### BRIEF
Return each line holding the string "that".

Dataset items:
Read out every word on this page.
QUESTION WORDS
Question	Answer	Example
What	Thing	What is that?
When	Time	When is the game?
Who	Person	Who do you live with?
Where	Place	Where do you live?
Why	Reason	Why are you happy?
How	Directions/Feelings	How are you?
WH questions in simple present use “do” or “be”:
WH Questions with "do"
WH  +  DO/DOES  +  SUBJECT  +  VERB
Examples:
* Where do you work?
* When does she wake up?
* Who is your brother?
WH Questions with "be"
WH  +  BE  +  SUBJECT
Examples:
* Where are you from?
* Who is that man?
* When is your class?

### SOLUTION FOR THIS PROBLEM
What	Thing	What is that?
* Who is that man?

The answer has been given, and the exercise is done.